PASSAGE SHOWN:
==========
Glitter, the New Anthrax

Glitter, the New Anthrax

Oklahoma City police are obviously upset that the UK has pulled ahead of the US in the competition to have the most absurd definition of terrorism. Hence this:

On Friday, Oklahoma City police charged a pair of environmental activists with staging a “terrorism hoax” after they unfurled a pair of banners covered in glitter—a substance local cops considered evidence of a faux biochemical assault.

Stefan Warner and Moriah Stephenson, members of the environmental group Great Plains Tar Sands Resistance, were part of a group of about a dozen activists demonstrating at Devon Tower, the headquarters of fossil fuel giant Devon Energy. They activists were protesting the company’s use of fracking, its role in mining of Canada’s tar sands, and its ties to TransCanada, the energy company planning to construct the Keystone XL pipeline. As other activists blocked the building’s revolving door, Warner and Stephenson hung two banners—one a cranberry-colored sheet emblazoned with The Hunger Games “mockingjay” symbol and the words “The odds are never in our favor” in gold letters—from the second floor of the Devon Tower’s atrium.
==========
EXTRACTED RECORDS:
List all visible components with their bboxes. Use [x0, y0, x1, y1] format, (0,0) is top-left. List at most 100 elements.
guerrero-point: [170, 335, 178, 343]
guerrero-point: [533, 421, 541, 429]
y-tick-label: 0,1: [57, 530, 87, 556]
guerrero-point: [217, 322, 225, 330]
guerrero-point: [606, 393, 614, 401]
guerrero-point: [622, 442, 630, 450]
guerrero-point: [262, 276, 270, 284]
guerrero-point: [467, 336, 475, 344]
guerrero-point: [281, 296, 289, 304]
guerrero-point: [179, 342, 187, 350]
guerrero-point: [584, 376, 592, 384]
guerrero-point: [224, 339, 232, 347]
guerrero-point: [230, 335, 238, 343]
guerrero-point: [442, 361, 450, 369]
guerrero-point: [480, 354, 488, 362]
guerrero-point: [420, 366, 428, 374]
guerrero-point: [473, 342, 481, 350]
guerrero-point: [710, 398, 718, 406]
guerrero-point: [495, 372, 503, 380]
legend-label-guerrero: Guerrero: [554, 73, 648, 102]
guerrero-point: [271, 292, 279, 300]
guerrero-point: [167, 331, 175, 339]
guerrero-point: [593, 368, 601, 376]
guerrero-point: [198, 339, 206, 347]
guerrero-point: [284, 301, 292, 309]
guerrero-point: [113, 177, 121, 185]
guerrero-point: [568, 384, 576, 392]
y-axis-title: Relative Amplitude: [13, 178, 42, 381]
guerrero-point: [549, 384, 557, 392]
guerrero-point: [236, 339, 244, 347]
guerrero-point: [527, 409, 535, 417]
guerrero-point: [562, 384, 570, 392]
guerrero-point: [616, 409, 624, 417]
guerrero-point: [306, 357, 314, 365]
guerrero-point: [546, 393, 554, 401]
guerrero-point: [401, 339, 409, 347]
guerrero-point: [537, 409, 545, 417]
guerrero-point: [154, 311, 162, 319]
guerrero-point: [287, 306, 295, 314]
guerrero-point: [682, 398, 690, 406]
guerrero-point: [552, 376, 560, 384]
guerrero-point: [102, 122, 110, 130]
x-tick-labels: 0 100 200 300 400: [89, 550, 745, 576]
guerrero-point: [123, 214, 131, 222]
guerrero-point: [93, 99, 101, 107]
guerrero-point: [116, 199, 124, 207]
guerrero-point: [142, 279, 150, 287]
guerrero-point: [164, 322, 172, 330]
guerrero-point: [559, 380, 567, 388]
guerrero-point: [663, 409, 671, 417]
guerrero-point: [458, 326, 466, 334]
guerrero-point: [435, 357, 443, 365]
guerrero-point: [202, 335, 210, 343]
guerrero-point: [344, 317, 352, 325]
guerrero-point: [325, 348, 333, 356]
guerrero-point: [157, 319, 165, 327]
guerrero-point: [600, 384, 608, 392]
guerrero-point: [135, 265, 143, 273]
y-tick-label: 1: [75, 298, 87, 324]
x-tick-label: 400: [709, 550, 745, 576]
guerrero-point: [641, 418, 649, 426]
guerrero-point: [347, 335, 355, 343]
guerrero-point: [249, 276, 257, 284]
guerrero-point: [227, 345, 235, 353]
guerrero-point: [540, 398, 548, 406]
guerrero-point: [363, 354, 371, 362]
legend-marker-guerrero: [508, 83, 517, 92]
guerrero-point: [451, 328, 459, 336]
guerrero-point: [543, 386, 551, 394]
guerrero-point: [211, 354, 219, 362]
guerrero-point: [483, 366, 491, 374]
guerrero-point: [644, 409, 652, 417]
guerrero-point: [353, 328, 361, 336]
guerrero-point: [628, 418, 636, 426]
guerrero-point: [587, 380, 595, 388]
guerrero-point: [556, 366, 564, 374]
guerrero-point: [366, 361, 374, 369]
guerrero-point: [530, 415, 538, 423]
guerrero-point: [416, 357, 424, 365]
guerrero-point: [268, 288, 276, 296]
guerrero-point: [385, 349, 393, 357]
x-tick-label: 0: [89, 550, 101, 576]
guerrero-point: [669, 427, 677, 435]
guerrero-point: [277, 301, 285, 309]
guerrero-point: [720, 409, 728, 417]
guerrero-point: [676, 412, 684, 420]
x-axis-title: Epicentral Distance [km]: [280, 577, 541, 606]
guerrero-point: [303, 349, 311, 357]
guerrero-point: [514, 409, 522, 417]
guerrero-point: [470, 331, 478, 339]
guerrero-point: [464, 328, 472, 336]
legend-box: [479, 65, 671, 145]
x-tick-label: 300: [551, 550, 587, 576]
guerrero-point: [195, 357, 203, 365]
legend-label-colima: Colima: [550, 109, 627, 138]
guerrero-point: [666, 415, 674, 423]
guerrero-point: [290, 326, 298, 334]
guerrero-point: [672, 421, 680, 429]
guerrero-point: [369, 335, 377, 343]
==========
PROMPT:
Answer these from the passage on the glitter banners:
1. What did Oklahoma City police charge the two activists with staging?
2. Which environmental group were Stefan Warner and Moriah Stephenson members of?
3. From which floor of the Devon Tower's atrium were the banners hung?

ANSWER TO THIS EXERCISE:
1. A "terrorism hoax."
2. Great Plains Tar Sands Resistance.
3. The second floor.